Locate each line of the material that contains "annotation", then return it.

[Source records]
========================
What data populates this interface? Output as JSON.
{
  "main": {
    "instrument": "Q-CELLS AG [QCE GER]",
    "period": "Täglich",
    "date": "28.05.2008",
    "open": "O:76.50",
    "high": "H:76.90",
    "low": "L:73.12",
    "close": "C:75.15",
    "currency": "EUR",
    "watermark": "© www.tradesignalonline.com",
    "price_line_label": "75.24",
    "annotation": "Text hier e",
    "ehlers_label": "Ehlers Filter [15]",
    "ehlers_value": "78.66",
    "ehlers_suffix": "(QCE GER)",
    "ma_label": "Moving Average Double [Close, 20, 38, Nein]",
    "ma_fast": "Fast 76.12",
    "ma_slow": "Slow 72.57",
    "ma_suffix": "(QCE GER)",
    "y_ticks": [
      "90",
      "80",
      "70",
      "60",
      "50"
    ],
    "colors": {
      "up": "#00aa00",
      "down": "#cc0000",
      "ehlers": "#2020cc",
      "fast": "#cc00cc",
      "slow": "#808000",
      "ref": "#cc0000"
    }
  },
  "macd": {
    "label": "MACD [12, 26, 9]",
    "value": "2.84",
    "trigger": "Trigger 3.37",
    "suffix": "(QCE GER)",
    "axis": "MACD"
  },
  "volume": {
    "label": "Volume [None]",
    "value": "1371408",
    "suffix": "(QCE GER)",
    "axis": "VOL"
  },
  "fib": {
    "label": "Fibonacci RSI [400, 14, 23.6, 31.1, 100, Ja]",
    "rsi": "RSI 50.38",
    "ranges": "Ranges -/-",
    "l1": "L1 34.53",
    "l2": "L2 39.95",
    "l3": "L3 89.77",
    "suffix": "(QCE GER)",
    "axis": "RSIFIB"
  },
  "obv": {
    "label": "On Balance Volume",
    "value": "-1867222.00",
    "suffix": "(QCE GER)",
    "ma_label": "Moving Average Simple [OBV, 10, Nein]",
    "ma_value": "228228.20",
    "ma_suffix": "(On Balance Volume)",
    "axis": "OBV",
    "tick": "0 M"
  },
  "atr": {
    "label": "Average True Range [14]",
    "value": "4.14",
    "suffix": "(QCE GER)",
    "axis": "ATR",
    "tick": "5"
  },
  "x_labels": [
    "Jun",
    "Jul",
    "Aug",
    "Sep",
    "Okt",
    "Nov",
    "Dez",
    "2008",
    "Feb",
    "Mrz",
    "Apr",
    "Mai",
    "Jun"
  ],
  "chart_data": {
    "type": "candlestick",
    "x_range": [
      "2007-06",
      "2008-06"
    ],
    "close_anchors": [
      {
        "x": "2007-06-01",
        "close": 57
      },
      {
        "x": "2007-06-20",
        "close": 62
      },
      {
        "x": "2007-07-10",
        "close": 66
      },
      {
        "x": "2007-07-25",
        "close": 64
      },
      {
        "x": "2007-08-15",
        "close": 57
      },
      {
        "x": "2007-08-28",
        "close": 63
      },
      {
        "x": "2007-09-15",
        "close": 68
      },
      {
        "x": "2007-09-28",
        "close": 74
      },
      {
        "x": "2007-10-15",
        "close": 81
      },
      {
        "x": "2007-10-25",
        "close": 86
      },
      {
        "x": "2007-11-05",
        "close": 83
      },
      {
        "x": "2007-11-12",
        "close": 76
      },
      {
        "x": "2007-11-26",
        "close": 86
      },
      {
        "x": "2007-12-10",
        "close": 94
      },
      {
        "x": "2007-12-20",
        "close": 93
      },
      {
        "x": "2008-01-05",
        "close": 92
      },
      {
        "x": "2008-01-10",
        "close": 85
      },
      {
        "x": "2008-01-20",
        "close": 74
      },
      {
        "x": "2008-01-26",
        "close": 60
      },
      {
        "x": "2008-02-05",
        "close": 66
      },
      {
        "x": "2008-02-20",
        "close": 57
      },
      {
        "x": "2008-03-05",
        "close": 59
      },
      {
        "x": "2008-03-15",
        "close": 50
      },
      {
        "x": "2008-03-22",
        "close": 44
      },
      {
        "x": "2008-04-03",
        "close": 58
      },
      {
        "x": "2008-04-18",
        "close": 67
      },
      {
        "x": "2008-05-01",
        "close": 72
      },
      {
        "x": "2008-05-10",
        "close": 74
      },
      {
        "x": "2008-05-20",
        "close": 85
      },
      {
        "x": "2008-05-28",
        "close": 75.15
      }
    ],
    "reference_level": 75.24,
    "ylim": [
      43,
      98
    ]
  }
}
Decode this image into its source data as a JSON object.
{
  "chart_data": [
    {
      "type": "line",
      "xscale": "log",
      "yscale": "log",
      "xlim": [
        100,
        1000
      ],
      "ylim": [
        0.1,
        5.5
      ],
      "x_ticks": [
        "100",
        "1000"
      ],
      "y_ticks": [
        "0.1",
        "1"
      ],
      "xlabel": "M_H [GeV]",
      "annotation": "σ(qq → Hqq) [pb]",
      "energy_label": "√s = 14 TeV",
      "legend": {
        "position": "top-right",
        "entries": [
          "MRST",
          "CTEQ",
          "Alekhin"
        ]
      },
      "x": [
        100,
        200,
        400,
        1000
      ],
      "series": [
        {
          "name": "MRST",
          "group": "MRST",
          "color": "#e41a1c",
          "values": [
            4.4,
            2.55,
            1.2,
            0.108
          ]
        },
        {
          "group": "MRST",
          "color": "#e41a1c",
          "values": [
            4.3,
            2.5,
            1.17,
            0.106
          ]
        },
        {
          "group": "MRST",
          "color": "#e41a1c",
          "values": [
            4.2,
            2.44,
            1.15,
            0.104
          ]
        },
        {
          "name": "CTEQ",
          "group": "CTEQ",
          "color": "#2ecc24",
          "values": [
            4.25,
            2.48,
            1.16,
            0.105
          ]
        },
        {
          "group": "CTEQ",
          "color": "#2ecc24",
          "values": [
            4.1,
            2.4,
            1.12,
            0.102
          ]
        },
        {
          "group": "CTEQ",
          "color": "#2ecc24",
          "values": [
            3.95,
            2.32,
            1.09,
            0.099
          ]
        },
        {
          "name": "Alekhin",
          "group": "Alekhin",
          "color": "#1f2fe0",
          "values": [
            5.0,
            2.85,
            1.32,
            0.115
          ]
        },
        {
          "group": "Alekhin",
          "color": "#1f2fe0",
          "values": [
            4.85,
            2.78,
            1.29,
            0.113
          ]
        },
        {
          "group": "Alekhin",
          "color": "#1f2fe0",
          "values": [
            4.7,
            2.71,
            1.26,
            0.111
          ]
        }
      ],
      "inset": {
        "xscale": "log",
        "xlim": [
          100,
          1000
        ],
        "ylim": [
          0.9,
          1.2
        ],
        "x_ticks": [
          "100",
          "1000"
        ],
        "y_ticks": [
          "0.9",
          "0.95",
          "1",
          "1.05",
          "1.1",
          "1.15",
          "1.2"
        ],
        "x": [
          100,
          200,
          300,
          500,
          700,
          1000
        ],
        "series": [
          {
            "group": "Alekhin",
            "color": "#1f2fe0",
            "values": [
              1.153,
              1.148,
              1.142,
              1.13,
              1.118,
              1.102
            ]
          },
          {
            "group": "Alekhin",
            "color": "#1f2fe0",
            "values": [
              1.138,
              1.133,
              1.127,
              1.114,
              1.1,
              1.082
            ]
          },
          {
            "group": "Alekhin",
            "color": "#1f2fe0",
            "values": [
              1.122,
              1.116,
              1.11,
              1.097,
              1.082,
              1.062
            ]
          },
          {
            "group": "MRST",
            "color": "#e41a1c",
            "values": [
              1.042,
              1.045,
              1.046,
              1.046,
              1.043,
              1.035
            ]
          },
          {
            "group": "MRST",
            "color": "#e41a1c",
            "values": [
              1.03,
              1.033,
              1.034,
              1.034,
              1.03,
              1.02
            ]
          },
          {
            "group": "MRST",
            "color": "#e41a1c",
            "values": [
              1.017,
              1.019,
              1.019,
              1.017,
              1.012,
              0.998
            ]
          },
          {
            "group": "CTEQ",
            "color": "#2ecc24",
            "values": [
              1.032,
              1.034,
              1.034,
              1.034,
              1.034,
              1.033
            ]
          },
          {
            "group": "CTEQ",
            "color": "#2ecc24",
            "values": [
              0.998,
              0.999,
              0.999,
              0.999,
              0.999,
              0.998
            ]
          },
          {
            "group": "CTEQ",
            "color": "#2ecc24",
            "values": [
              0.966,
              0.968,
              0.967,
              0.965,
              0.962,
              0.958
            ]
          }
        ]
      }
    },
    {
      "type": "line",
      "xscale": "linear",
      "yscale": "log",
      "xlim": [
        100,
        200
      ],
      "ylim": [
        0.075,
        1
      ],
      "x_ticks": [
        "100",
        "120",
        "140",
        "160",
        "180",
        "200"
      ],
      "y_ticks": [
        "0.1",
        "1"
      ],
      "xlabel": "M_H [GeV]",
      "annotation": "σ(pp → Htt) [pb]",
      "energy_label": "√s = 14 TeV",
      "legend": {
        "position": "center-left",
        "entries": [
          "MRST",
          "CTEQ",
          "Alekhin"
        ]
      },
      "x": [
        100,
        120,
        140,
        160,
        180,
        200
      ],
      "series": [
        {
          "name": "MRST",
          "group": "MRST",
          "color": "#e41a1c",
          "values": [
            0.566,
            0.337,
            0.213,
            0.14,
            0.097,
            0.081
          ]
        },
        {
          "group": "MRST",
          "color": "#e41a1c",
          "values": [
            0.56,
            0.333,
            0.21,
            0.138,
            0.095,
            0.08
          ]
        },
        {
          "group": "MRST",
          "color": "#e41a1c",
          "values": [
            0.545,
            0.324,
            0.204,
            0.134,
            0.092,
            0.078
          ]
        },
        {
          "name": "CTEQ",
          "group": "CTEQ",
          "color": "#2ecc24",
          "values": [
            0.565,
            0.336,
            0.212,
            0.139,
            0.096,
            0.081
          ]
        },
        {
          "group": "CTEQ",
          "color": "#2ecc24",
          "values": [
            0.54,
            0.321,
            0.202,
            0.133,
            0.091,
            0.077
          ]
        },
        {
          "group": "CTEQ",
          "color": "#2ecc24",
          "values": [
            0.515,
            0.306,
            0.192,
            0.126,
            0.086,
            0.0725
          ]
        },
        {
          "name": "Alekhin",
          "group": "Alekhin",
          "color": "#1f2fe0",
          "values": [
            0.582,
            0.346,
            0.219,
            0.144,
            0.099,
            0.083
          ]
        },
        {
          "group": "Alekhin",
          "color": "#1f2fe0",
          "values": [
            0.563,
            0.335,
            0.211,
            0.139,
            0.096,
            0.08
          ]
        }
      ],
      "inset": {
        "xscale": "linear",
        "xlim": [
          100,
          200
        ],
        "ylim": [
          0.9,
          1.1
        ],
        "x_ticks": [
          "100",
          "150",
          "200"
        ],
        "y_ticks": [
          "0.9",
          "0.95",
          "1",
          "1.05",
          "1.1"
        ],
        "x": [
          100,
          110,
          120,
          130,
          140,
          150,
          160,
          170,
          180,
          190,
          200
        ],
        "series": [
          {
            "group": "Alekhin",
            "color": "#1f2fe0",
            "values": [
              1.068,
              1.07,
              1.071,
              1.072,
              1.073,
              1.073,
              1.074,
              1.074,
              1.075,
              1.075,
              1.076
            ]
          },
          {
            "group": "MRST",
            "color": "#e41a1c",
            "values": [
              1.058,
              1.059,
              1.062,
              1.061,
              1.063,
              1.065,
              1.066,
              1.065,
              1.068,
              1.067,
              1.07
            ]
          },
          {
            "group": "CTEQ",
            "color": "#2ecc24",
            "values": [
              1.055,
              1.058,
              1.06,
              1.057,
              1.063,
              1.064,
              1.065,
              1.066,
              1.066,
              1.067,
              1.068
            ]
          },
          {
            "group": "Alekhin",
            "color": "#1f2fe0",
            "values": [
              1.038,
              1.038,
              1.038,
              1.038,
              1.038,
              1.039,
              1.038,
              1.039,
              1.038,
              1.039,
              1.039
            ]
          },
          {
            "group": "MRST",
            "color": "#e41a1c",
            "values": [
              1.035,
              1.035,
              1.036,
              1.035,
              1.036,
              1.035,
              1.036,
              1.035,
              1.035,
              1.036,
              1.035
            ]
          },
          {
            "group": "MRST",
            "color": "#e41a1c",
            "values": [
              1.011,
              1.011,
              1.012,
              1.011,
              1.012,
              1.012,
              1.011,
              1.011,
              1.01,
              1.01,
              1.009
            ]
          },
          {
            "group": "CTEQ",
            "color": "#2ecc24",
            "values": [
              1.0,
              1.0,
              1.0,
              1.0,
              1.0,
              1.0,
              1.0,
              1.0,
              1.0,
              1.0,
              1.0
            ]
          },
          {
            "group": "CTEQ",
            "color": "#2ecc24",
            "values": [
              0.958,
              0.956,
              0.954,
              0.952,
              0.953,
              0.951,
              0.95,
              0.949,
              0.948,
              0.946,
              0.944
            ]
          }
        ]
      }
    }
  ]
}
========================
### EXPECTED ANSWER
    "annotation": "Text hier e",
      "annotation": "σ(qq → Hqq) [pb]",
      "annotation": "σ(pp → Htt) [pb]",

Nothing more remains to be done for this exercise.